Render the stretch of the listing below, from the line containing "y-tick-label: 1.0E+02 <box>1356 382" through the line containing "annotation: 388 -> 360 CE:10eV <box>1446 311" with both of those lines included, as a JSON list of strings. Use one string per line and leave out any blank lines.
====================
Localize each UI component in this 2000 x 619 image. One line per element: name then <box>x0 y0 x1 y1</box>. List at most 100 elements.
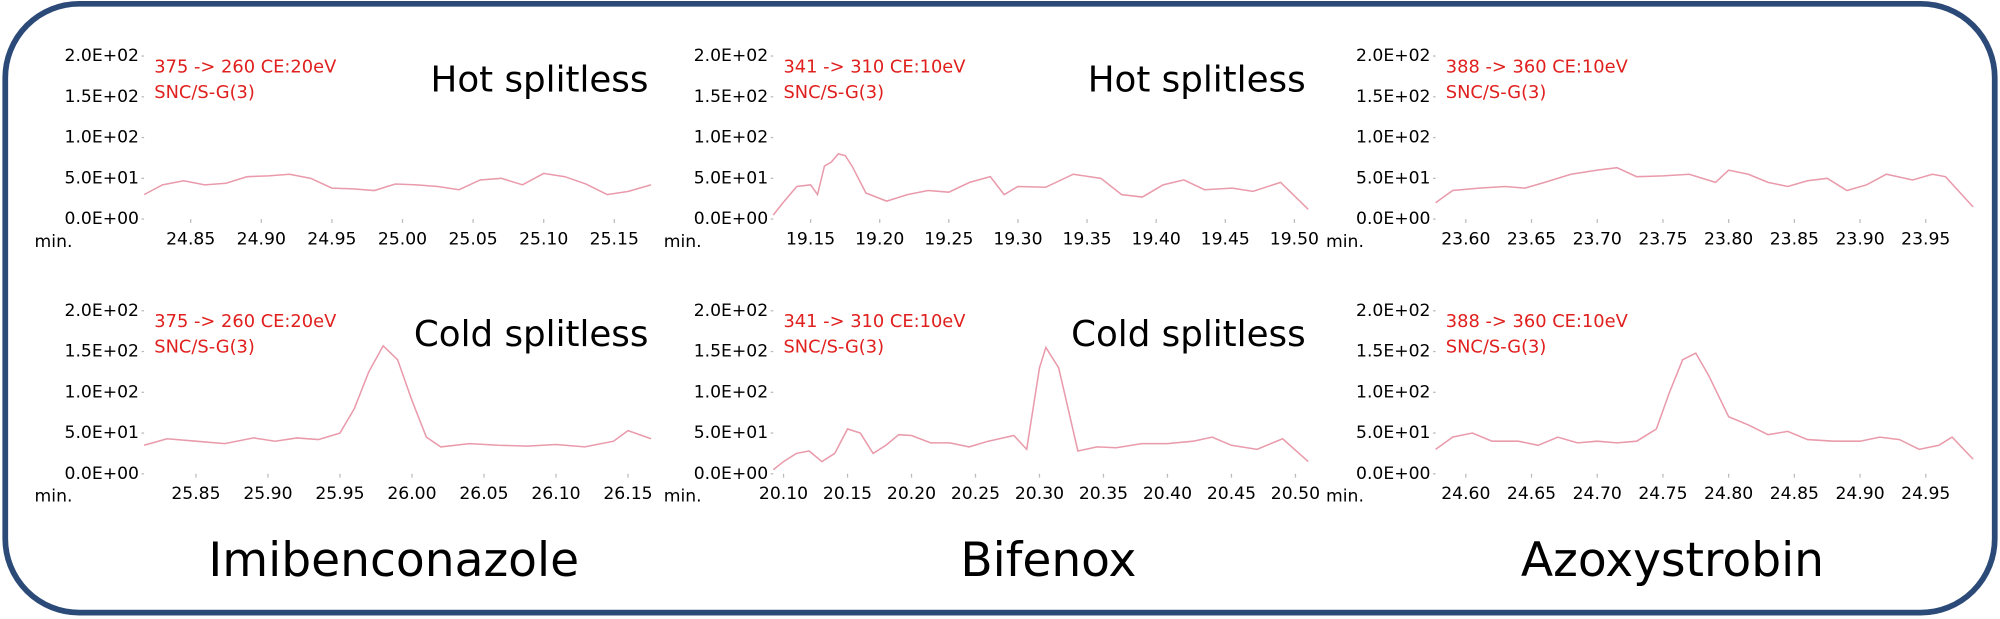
y-tick-label: 1.0E+02 <box>1356 382 1430 402</box>
chart-title: Cold splitless <box>1071 314 1306 355</box>
annotation: SNC/S-G(3) <box>783 337 884 358</box>
y-tick-label: 1.5E+02 <box>694 87 768 107</box>
x-tick-label: 24.90 <box>237 229 286 249</box>
x-tick-label: 25.00 <box>378 229 427 249</box>
x-tick-label: 24.95 <box>307 229 356 249</box>
x-axis-label: min. <box>1326 232 1364 252</box>
x-tick-label: 19.20 <box>855 229 904 249</box>
y-tick-label: 1.0E+02 <box>694 382 768 402</box>
y-tick-label: 1.5E+02 <box>694 342 768 362</box>
y-tick-label: 0.0E+00 <box>694 209 768 229</box>
compound-name: Bifenox <box>960 533 1136 588</box>
trace <box>772 345 1309 471</box>
y-tick-label: 1.5E+02 <box>65 87 139 107</box>
x-tick-label: 23.95 <box>1901 229 1950 249</box>
y-tick-label: 2.0E+02 <box>694 301 768 321</box>
y-tick-label: 2.0E+02 <box>65 301 139 321</box>
x-axis-label: min. <box>35 232 73 252</box>
x-axis-label: min. <box>664 487 702 507</box>
y-tick-label: 5.0E+01 <box>65 423 139 443</box>
x-axis-label: min. <box>664 232 702 252</box>
x-tick-label: 26.10 <box>531 484 580 504</box>
x-axis-label: min. <box>1326 487 1364 507</box>
x-tick-label: 26.00 <box>387 484 436 504</box>
y-tick-label: 1.0E+02 <box>65 382 139 402</box>
x-tick-label: 19.50 <box>1270 229 1319 249</box>
x-tick-label: 20.40 <box>1143 484 1192 504</box>
annotation: 388 -> 360 CE:10eV <box>1446 311 1629 332</box>
x-tick-label: 24.90 <box>1835 484 1884 504</box>
x-tick-label: 20.20 <box>887 484 936 504</box>
trace <box>143 172 652 196</box>
y-tick-label: 0.0E+00 <box>1356 464 1430 484</box>
x-tick-label: 23.60 <box>1441 229 1490 249</box>
y-tick-label: 5.0E+01 <box>694 168 768 188</box>
x-tick-label: 20.15 <box>823 484 872 504</box>
x-tick-label: 20.30 <box>1015 484 1064 504</box>
trace <box>1435 352 1974 460</box>
y-tick-label: 2.0E+02 <box>1356 301 1430 321</box>
x-tick-label: 25.10 <box>519 229 568 249</box>
x-tick-label: 19.15 <box>786 229 835 249</box>
x-tick-label: 23.65 <box>1507 229 1556 249</box>
x-tick-label: 25.95 <box>315 484 364 504</box>
trace <box>143 344 652 448</box>
x-tick-label: 23.90 <box>1835 229 1884 249</box>
x-tick-label: 25.15 <box>590 229 639 249</box>
trace <box>1435 166 1974 208</box>
y-tick-label: 1.5E+02 <box>1356 87 1430 107</box>
annotation: 375 -> 260 CE:20eV <box>154 311 337 332</box>
y-tick-label: 0.0E+00 <box>694 464 768 484</box>
y-tick-label: 2.0E+02 <box>694 46 768 66</box>
x-tick-label: 24.85 <box>166 229 215 249</box>
annotation: 388 -> 360 CE:10eV <box>1446 57 1629 78</box>
x-tick-label: 23.85 <box>1770 229 1819 249</box>
annotation: 341 -> 310 CE:10eV <box>783 311 966 332</box>
y-tick-label: 1.0E+02 <box>694 128 768 148</box>
y-tick-label: 1.5E+02 <box>65 342 139 362</box>
y-tick-label: 5.0E+01 <box>1356 423 1430 443</box>
y-tick-label: 2.0E+02 <box>65 46 139 66</box>
y-tick-label: 5.0E+01 <box>65 168 139 188</box>
x-tick-label: 20.45 <box>1207 484 1256 504</box>
y-tick-label: 2.0E+02 <box>1356 46 1430 66</box>
x-tick-label: 19.45 <box>1201 229 1250 249</box>
y-tick-label: 1.5E+02 <box>1356 342 1430 362</box>
x-tick-label: 25.05 <box>448 229 497 249</box>
x-tick-label: 19.25 <box>924 229 973 249</box>
x-tick-label: 24.70 <box>1573 484 1622 504</box>
y-tick-label: 0.0E+00 <box>1356 209 1430 229</box>
x-tick-label: 23.80 <box>1704 229 1753 249</box>
annotation: SNC/S-G(3) <box>154 82 255 103</box>
x-tick-label: 24.80 <box>1704 484 1753 504</box>
chart-title: Hot splitless <box>1088 60 1306 101</box>
x-tick-label: 24.65 <box>1507 484 1556 504</box>
x-tick-label: 25.90 <box>243 484 292 504</box>
x-tick-label: 25.85 <box>171 484 220 504</box>
x-tick-label: 20.35 <box>1079 484 1128 504</box>
annotation: SNC/S-G(3) <box>154 337 255 358</box>
y-tick-label: 5.0E+01 <box>694 423 768 443</box>
x-tick-label: 24.75 <box>1638 484 1687 504</box>
x-tick-label: 24.85 <box>1770 484 1819 504</box>
chart-title: Hot splitless <box>431 60 649 101</box>
x-tick-label: 24.95 <box>1901 484 1950 504</box>
compound-name: Azoxystrobin <box>1521 533 1824 588</box>
annotation: SNC/S-G(3) <box>1446 82 1547 103</box>
annotation: SNC/S-G(3) <box>783 82 884 103</box>
x-axis-label: min. <box>35 487 73 507</box>
annotation: 375 -> 260 CE:20eV <box>154 57 337 78</box>
annotation: 341 -> 310 CE:10eV <box>783 57 966 78</box>
annotation: SNC/S-G(3) <box>1446 337 1547 358</box>
x-tick-label: 23.70 <box>1573 229 1622 249</box>
x-tick-label: 20.50 <box>1271 484 1320 504</box>
y-tick-label: 0.0E+00 <box>65 209 139 229</box>
chart-title: Cold splitless <box>414 314 649 355</box>
x-tick-label: 20.10 <box>759 484 808 504</box>
y-tick-label: 5.0E+01 <box>1356 168 1430 188</box>
x-tick-label: 26.05 <box>459 484 508 504</box>
y-tick-label: 1.0E+02 <box>1356 128 1430 148</box>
====================
### Response
[
  "y-tick-label: 1.0E+02 <box>1356 382 1430 402</box>",
  "chart-title: Cold splitless <box>1071 314 1306 355</box>",
  "annotation: SNC/S-G(3) <box>783 337 884 358</box>",
  "y-tick-label: 1.5E+02 <box>694 87 768 107</box>",
  "x-tick-label: 24.90 <box>237 229 286 249</box>",
  "x-tick-label: 25.00 <box>378 229 427 249</box>",
  "x-tick-label: 24.95 <box>307 229 356 249</box>",
  "x-axis-label: min. <box>1326 232 1364 252</box>",
  "x-tick-label: 19.20 <box>855 229 904 249</box>",
  "y-tick-label: 1.0E+02 <box>694 382 768 402</box>",
  "y-tick-label: 1.5E+02 <box>694 342 768 362</box>",
  "y-tick-label: 0.0E+00 <box>694 209 768 229</box>",
  "compound-name: Bifenox <box>960 533 1136 588</box>",
  "trace <box>772 345 1309 471</box>",
  "y-tick-label: 1.5E+02 <box>65 87 139 107</box>",
  "x-tick-label: 23.95 <box>1901 229 1950 249</box>",
  "y-tick-label: 2.0E+02 <box>694 301 768 321</box>",
  "y-tick-label: 2.0E+02 <box>65 301 139 321</box>",
  "x-axis-label: min. <box>35 232 73 252</box>",
  "x-axis-label: min. <box>664 487 702 507</box>",
  "y-tick-label: 5.0E+01 <box>65 423 139 443</box>",
  "x-axis-label: min. <box>664 232 702 252</box>",
  "x-tick-label: 26.10 <box>531 484 580 504</box>",
  "x-axis-label: min. <box>1326 487 1364 507</box>",
  "x-tick-label: 26.00 <box>387 484 436 504</box>",
  "y-tick-label: 1.0E+02 <box>65 382 139 402</box>",
  "x-tick-label: 19.50 <box>1270 229 1319 249</box>",
  "x-tick-label: 20.40 <box>1143 484 1192 504</box>",
  "annotation: 388 -> 360 CE:10eV <box>1446 311 1629 332</box>"
]